▸ **Exercise objective**
In the data below, find each line containing the string "bakım" and return it.

───── Supplied entries ─────

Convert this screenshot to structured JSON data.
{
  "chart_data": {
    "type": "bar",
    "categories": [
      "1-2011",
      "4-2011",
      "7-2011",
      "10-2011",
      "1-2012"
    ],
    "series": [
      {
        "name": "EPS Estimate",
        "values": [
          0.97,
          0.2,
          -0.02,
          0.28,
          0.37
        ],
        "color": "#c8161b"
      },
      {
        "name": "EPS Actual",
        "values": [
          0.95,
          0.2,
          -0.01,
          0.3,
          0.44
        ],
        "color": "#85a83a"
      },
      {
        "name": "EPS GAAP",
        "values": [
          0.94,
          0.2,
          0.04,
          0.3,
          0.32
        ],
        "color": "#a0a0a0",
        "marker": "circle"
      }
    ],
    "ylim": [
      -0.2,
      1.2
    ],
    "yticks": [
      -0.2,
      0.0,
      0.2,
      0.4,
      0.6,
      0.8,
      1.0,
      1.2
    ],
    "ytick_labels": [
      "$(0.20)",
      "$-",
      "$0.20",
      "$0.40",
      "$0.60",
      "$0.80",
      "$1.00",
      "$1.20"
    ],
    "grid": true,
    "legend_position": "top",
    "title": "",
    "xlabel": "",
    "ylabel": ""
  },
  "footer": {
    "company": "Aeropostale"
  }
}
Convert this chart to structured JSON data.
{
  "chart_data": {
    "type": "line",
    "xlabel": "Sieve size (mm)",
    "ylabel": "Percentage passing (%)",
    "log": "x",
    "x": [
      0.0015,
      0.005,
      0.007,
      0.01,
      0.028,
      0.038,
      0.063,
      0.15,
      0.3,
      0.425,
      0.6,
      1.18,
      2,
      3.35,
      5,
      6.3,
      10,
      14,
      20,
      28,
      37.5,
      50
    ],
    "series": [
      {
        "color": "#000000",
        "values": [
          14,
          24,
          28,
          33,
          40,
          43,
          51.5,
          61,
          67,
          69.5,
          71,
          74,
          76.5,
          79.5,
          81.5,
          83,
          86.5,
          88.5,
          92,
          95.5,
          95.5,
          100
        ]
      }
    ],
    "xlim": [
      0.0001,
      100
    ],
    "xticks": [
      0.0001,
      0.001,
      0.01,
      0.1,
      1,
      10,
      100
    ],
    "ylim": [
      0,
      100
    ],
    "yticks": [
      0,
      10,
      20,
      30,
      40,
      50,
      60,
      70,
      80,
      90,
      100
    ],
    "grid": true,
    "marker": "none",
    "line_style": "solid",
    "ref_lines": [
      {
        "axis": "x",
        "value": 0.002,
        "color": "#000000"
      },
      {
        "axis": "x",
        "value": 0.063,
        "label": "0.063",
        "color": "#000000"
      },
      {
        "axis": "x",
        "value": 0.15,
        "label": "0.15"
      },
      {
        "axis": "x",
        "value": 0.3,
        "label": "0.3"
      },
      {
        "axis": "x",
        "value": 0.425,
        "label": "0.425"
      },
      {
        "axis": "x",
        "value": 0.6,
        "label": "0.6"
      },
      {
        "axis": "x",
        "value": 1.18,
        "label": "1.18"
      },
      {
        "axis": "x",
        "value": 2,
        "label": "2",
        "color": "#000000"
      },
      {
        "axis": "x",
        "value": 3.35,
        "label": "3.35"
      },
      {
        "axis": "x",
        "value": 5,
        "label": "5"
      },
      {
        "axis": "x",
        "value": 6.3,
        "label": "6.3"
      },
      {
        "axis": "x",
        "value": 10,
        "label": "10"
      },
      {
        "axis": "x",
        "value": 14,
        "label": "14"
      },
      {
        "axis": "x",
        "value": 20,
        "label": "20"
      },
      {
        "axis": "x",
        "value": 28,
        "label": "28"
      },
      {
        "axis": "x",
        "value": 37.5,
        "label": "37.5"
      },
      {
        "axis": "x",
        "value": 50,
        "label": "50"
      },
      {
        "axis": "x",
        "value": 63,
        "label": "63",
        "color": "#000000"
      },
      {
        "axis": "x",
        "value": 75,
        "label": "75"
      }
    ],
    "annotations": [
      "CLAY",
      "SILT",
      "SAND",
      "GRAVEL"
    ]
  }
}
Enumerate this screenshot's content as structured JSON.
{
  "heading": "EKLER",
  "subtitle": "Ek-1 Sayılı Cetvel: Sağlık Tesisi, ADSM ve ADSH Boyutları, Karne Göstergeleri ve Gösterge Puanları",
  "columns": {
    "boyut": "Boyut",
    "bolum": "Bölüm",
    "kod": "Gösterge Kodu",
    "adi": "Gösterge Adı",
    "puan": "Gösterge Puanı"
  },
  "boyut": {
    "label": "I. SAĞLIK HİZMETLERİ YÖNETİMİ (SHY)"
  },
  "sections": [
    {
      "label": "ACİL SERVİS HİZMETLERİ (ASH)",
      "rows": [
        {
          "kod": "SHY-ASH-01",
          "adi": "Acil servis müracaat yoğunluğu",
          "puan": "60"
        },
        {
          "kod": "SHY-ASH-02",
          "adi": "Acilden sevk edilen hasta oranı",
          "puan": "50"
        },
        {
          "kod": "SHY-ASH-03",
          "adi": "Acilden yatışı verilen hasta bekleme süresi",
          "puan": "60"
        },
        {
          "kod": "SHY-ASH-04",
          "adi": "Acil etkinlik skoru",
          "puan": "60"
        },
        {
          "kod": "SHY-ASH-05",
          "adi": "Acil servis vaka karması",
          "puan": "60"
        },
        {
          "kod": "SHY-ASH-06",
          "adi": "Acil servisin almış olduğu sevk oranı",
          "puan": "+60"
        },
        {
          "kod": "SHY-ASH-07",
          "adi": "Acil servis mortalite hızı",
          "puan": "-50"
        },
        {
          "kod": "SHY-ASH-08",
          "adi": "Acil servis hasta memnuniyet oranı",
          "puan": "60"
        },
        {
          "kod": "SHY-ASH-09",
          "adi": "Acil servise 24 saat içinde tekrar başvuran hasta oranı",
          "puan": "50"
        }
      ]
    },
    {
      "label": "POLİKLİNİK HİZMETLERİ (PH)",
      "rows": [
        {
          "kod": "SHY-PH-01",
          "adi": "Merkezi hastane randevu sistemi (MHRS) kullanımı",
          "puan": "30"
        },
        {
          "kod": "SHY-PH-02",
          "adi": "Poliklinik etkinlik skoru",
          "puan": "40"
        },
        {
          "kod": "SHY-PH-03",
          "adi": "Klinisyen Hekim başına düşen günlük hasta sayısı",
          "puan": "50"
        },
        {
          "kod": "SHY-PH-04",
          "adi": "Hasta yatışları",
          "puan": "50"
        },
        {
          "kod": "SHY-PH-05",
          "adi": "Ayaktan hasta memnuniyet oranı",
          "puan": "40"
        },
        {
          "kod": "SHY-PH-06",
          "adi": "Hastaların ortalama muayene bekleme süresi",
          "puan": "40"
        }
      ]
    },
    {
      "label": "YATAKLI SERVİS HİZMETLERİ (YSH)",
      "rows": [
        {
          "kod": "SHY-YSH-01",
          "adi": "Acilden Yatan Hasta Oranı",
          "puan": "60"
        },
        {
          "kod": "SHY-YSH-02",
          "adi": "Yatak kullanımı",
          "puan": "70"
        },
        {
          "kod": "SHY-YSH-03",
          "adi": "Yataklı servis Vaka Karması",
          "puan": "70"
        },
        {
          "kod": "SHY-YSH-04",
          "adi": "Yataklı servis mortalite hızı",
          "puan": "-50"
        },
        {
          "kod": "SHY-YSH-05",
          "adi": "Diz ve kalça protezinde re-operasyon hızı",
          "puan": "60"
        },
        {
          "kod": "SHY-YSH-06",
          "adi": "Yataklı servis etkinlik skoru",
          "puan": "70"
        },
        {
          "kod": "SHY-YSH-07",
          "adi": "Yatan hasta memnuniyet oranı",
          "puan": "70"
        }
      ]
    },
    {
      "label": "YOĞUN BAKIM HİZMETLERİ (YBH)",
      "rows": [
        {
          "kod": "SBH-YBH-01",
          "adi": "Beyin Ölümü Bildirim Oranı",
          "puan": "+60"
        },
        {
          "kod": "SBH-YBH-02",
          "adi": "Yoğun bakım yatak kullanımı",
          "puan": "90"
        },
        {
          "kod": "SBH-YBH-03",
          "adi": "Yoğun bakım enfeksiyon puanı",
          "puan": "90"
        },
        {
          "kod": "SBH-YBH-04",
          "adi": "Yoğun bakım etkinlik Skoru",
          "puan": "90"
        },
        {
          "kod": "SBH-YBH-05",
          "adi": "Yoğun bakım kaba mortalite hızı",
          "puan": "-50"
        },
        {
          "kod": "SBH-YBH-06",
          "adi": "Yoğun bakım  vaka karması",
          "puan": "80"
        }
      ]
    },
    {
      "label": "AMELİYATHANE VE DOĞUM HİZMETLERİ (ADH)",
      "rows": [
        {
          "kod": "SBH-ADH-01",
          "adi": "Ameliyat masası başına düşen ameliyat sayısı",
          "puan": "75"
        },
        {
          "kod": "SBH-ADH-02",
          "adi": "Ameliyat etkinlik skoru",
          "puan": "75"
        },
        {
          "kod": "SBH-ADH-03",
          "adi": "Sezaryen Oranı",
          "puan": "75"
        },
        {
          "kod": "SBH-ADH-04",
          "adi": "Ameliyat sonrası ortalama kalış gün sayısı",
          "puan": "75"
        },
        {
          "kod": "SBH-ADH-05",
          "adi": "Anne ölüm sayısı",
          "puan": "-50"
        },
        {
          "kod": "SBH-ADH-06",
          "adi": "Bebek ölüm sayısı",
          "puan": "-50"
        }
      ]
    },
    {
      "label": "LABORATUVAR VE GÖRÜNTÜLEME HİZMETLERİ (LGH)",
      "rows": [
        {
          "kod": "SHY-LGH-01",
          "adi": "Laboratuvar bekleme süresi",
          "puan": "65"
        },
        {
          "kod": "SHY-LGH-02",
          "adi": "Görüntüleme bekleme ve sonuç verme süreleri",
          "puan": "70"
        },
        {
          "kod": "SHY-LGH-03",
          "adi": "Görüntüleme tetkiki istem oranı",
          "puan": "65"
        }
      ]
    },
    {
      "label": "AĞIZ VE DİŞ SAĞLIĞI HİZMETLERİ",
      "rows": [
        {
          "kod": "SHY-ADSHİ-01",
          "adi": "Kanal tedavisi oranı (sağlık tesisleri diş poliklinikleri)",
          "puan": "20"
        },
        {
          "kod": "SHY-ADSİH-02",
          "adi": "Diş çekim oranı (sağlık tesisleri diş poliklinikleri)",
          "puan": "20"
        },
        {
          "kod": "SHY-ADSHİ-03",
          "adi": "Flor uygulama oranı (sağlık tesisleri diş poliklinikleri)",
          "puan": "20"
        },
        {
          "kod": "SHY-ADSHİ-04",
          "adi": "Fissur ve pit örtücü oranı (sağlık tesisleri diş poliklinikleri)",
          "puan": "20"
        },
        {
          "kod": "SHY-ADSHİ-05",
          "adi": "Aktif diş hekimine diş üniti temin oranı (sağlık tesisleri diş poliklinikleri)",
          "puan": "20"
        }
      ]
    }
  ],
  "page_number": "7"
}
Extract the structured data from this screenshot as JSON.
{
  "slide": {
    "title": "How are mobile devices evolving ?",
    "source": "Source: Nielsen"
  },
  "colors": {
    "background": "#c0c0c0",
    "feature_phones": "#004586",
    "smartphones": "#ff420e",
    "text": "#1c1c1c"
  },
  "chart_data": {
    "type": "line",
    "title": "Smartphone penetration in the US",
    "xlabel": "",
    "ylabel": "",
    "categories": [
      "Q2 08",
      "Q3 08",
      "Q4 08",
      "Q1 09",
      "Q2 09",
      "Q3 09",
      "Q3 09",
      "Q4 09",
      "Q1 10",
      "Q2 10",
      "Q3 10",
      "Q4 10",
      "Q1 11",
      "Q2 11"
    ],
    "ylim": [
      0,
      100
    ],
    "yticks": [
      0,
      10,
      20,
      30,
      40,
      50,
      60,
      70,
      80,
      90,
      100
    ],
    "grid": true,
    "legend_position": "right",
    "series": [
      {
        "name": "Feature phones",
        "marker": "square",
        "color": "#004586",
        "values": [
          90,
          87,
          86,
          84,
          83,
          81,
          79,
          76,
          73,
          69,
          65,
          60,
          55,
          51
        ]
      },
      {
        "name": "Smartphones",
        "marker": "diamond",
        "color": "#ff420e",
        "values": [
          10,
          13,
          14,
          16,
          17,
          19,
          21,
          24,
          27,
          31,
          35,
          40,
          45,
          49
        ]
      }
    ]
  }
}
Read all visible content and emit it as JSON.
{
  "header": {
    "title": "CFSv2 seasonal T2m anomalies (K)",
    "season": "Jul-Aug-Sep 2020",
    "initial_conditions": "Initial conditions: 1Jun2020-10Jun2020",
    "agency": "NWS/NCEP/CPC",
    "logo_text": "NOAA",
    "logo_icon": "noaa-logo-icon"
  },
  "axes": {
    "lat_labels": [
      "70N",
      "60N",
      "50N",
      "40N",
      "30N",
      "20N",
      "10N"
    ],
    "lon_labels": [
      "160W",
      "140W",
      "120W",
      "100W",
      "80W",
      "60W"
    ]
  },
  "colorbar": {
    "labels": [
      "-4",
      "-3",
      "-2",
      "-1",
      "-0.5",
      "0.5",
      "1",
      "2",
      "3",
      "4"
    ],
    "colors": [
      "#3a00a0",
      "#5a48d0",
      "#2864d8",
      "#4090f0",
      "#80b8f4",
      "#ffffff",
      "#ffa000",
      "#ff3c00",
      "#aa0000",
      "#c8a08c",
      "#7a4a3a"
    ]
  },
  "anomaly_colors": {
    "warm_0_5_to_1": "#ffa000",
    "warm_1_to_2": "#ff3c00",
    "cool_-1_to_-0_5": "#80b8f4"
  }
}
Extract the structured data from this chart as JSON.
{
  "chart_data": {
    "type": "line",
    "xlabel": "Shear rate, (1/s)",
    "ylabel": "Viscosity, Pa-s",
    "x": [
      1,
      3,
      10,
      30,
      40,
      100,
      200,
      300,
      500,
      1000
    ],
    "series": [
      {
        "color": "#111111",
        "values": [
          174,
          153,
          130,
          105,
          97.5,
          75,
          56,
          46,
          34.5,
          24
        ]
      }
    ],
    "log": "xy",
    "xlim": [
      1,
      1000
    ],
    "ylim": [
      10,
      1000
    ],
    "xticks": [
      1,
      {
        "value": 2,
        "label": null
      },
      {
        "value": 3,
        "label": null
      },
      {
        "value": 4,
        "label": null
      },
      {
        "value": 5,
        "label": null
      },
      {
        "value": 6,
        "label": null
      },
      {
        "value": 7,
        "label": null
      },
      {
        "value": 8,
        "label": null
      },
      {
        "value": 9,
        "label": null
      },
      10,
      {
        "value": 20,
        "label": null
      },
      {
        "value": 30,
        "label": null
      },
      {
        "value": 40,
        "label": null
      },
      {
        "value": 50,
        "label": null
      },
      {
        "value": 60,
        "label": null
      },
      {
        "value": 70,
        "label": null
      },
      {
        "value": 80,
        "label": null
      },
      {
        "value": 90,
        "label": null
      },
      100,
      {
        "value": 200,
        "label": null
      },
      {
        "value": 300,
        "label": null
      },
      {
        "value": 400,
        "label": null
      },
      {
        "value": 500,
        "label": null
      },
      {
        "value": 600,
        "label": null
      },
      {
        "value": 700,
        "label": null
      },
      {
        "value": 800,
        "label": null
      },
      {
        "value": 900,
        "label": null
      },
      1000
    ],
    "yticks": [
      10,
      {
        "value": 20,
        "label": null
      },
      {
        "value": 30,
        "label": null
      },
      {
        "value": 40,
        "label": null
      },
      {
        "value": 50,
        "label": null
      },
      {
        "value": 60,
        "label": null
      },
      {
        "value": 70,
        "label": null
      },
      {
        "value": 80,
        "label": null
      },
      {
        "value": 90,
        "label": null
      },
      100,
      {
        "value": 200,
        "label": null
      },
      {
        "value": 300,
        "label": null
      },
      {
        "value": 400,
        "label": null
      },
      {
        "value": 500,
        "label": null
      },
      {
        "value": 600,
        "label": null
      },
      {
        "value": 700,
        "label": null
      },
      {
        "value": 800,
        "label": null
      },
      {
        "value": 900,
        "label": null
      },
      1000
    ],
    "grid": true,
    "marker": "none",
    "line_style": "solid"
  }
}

─────

▸ **Worked solution**
          "adi": "Yoğun bakım yatak kullanımı",
          "adi": "Yoğun bakım enfeksiyon puanı",
          "adi": "Yoğun bakım etkinlik Skoru",
          "adi": "Yoğun bakım kaba mortalite hızı",
          "adi": "Yoğun bakım  vaka karması",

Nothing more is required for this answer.